### RECORDS FOR THIS EXERCISE:
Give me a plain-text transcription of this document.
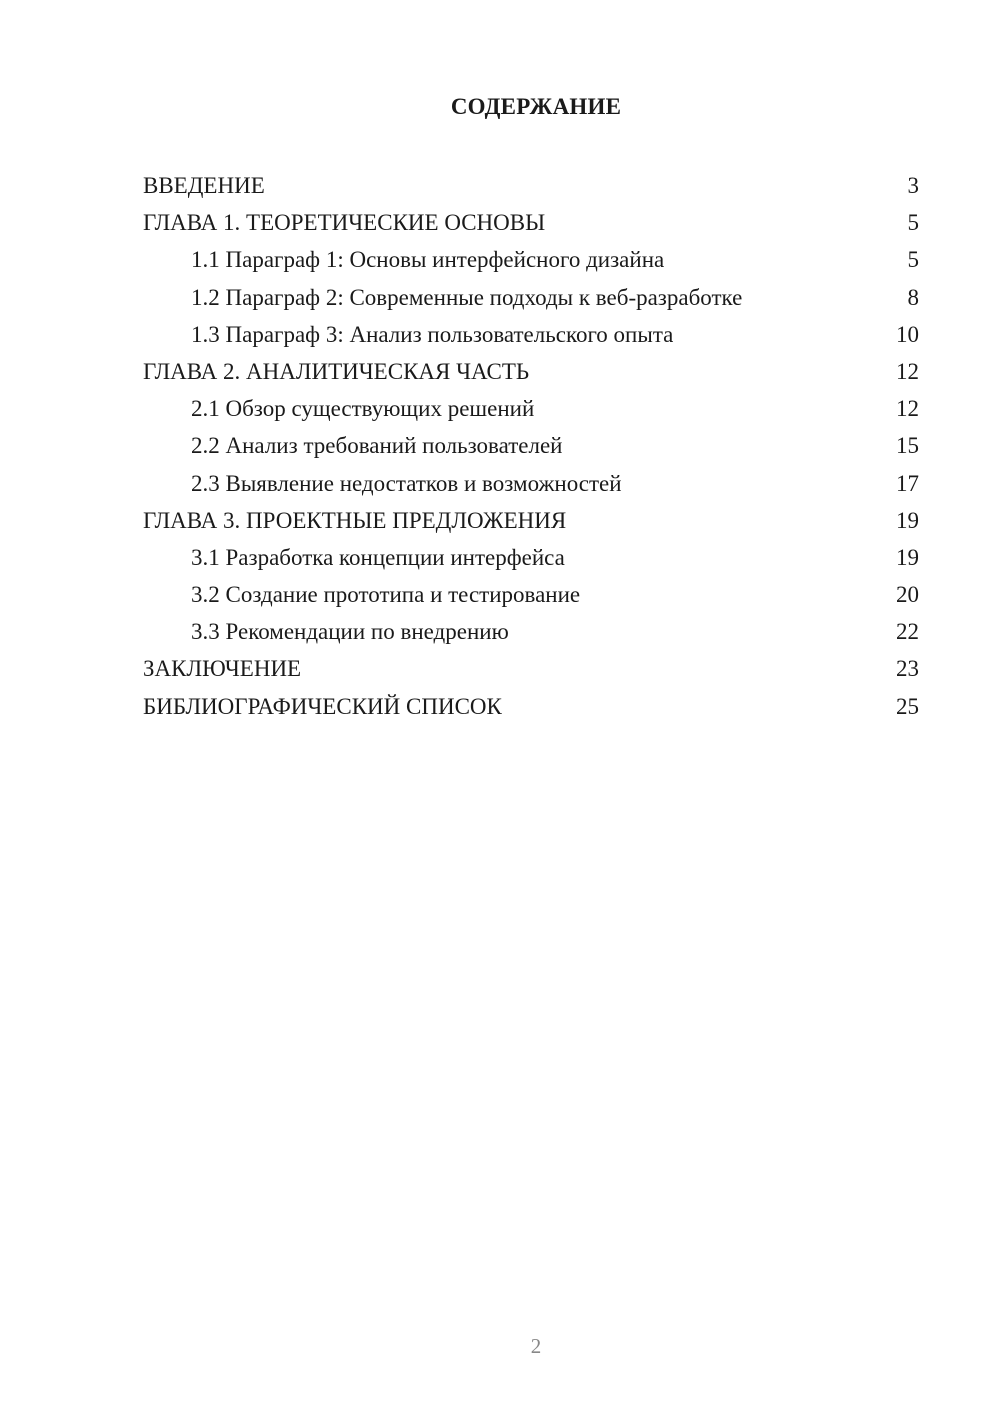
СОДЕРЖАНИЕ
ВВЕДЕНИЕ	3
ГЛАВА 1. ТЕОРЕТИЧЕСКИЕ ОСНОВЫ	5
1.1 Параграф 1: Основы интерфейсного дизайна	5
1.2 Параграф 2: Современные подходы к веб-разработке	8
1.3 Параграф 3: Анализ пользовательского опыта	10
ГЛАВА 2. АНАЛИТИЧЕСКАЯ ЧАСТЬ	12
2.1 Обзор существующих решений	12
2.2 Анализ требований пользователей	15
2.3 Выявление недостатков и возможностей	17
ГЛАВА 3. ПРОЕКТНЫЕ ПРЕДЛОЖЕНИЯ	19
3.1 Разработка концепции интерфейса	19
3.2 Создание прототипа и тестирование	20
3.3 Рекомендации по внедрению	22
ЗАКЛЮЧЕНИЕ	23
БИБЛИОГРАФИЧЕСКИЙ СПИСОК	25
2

### EXERCISE:
All of the material above is to be copied exactly, except for its images.

### TASK RESPONSE:
Give me a plain-text transcription of this document.
СОДЕРЖАНИЕ
ВВЕДЕНИЕ	3
ГЛАВА 1. ТЕОРЕТИЧЕСКИЕ ОСНОВЫ	5
1.1 Параграф 1: Основы интерфейсного дизайна	5
1.2 Параграф 2: Современные подходы к веб-разработке	8
1.3 Параграф 3: Анализ пользовательского опыта	10
ГЛАВА 2. АНАЛИТИЧЕСКАЯ ЧАСТЬ	12
2.1 Обзор существующих решений	12
2.2 Анализ требований пользователей	15
2.3 Выявление недостатков и возможностей	17
ГЛАВА 3. ПРОЕКТНЫЕ ПРЕДЛОЖЕНИЯ	19
3.1 Разработка концепции интерфейса	19
3.2 Создание прототипа и тестирование	20
3.3 Рекомендации по внедрению	22
ЗАКЛЮЧЕНИЕ	23
БИБЛИОГРАФИЧЕСКИЙ СПИСОК	25
2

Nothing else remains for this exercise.